Search the records for "discount" and copy each line that holds it.

##### Entries

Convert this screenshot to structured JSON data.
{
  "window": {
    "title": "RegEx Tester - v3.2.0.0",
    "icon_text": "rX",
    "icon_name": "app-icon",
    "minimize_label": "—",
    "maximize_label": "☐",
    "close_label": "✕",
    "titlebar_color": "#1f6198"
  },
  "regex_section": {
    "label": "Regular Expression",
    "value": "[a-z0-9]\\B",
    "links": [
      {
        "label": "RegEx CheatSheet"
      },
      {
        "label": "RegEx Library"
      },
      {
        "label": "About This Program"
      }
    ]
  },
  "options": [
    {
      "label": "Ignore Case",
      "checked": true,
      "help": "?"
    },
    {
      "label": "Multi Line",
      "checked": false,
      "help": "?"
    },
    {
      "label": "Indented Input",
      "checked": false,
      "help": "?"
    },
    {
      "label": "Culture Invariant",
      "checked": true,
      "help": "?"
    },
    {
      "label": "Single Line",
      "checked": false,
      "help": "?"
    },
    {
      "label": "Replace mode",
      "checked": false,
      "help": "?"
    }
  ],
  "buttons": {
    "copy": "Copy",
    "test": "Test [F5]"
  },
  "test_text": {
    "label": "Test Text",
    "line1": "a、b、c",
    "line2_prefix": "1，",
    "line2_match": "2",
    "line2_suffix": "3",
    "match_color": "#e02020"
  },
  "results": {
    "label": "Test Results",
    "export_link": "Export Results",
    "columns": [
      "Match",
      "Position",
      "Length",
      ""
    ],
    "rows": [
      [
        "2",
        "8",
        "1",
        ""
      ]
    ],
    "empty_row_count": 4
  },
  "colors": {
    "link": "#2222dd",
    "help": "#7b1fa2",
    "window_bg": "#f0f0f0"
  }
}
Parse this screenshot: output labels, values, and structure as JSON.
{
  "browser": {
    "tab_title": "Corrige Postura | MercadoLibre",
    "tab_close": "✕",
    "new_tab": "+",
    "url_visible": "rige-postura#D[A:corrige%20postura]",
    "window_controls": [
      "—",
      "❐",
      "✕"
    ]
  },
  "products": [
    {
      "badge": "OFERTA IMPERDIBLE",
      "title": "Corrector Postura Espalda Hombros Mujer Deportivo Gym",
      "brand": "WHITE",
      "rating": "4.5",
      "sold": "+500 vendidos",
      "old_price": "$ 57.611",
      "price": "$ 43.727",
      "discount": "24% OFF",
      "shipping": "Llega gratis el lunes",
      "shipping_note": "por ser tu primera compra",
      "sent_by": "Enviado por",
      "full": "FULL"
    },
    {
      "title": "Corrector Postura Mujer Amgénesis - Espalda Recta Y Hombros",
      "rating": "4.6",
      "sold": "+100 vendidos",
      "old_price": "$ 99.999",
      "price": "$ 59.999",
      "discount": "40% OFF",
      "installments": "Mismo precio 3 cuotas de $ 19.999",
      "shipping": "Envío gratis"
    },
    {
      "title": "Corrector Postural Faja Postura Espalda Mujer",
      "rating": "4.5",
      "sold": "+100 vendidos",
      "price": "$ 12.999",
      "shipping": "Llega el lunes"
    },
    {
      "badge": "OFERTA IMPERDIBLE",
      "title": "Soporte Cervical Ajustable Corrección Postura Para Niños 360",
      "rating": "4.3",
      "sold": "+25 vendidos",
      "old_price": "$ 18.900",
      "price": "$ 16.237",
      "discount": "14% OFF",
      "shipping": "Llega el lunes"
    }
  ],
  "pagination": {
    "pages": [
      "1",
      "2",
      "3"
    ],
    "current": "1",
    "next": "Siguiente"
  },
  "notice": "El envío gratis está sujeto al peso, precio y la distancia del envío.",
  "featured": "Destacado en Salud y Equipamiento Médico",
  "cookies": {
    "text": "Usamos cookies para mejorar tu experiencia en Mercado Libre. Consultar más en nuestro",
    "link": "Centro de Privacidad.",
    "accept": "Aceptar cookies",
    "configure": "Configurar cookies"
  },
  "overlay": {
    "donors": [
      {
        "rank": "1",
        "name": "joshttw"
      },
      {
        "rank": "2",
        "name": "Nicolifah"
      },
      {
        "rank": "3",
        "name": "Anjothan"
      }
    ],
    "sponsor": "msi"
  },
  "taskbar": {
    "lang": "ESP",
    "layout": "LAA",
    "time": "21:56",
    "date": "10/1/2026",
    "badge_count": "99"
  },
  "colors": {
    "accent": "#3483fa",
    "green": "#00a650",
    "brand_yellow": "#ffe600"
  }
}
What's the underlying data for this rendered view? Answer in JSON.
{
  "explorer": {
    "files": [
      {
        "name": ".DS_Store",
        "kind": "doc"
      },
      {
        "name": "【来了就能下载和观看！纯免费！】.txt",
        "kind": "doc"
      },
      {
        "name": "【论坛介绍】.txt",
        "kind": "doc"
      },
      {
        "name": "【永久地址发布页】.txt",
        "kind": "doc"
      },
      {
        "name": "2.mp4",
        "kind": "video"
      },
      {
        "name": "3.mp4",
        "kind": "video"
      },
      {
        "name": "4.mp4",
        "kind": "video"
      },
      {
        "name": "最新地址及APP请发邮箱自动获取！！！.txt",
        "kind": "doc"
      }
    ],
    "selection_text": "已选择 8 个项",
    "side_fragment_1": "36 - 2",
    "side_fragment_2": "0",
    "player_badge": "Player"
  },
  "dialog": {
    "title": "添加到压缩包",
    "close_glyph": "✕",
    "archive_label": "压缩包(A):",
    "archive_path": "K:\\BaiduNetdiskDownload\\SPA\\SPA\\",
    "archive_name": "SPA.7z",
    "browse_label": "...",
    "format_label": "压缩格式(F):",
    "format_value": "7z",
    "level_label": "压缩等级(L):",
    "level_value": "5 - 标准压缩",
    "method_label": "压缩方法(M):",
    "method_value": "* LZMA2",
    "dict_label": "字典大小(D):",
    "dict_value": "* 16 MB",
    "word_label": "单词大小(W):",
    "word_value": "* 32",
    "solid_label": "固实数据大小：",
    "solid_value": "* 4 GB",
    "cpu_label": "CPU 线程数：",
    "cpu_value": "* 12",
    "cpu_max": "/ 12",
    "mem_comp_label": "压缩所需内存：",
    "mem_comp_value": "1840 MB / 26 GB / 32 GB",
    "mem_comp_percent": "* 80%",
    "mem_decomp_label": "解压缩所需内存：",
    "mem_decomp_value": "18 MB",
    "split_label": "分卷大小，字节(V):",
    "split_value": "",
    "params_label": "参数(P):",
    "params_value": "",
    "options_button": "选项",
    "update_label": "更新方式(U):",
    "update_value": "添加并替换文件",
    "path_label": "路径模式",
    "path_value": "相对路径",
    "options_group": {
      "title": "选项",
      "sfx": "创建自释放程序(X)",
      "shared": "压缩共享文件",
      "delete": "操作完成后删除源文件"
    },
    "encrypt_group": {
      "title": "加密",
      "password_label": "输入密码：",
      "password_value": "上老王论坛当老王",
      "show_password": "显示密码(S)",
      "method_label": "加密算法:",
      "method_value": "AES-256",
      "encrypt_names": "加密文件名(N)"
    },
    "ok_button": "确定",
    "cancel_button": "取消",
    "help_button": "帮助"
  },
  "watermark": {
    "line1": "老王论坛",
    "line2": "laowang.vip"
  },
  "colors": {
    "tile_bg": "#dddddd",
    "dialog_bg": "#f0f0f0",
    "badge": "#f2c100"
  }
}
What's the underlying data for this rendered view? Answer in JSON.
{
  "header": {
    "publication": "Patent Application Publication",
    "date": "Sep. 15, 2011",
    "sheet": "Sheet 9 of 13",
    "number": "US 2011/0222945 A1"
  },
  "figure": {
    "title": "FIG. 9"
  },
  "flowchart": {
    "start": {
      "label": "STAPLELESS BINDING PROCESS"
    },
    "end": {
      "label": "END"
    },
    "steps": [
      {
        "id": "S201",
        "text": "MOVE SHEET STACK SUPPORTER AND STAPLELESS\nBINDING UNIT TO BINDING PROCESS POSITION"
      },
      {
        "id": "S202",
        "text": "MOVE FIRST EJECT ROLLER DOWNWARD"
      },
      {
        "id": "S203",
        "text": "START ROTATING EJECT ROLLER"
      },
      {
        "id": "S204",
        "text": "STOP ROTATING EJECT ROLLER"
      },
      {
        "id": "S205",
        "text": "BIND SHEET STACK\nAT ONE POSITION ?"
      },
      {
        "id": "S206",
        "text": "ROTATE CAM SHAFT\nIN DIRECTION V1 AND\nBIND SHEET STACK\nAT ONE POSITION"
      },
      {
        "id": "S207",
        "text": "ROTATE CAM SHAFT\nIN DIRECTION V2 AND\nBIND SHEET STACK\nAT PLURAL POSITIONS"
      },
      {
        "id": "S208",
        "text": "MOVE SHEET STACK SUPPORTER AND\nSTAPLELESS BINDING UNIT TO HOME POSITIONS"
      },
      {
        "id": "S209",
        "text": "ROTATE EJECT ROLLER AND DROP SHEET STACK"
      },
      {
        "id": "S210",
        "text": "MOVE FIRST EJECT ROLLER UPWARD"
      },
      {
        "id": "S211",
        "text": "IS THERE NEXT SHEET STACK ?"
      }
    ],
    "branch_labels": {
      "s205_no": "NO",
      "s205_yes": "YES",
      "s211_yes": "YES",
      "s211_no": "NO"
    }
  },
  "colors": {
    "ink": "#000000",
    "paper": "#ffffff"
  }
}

##########

Exercise result:
      "discount": "24% OFF",
      "discount": "40% OFF",
      "discount": "14% OFF",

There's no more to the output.